All records below must be retyped exactly.

#### Extracted entries ####

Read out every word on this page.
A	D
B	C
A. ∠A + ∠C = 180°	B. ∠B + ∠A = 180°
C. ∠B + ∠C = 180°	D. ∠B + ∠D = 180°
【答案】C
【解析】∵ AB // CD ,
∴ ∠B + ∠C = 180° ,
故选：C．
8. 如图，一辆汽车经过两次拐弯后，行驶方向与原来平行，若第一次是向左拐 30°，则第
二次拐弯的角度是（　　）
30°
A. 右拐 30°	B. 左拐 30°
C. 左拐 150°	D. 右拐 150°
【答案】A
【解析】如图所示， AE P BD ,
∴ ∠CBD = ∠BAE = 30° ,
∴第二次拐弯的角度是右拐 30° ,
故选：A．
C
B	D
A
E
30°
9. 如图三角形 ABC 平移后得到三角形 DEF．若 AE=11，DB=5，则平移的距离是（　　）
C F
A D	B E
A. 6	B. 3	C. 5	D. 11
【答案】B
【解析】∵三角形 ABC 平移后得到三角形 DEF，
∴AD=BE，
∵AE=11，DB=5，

####

**Solution to the exercise**.
Read out every word on this page.
A	D
B	C
A. ∠A + ∠C = 180°	B. ∠B + ∠A = 180°
C. ∠B + ∠C = 180°	D. ∠B + ∠D = 180°
【答案】C
【解析】∵ AB // CD ,
∴ ∠B + ∠C = 180° ,
故选：C．
8. 如图，一辆汽车经过两次拐弯后，行驶方向与原来平行，若第一次是向左拐 30°，则第
二次拐弯的角度是（　　）
30°
A. 右拐 30°	B. 左拐 30°
C. 左拐 150°	D. 右拐 150°
【答案】A
【解析】如图所示， AE P BD ,
∴ ∠CBD = ∠BAE = 30° ,
∴第二次拐弯的角度是右拐 30° ,
故选：A．
C
B	D
A
E
30°
9. 如图三角形 ABC 平移后得到三角形 DEF．若 AE=11，DB=5，则平移的距离是（　　）
C F
A D	B E
A. 6	B. 3	C. 5	D. 11
【答案】B
【解析】∵三角形 ABC 平移后得到三角形 DEF，
∴AD=BE，
∵AE=11，DB=5，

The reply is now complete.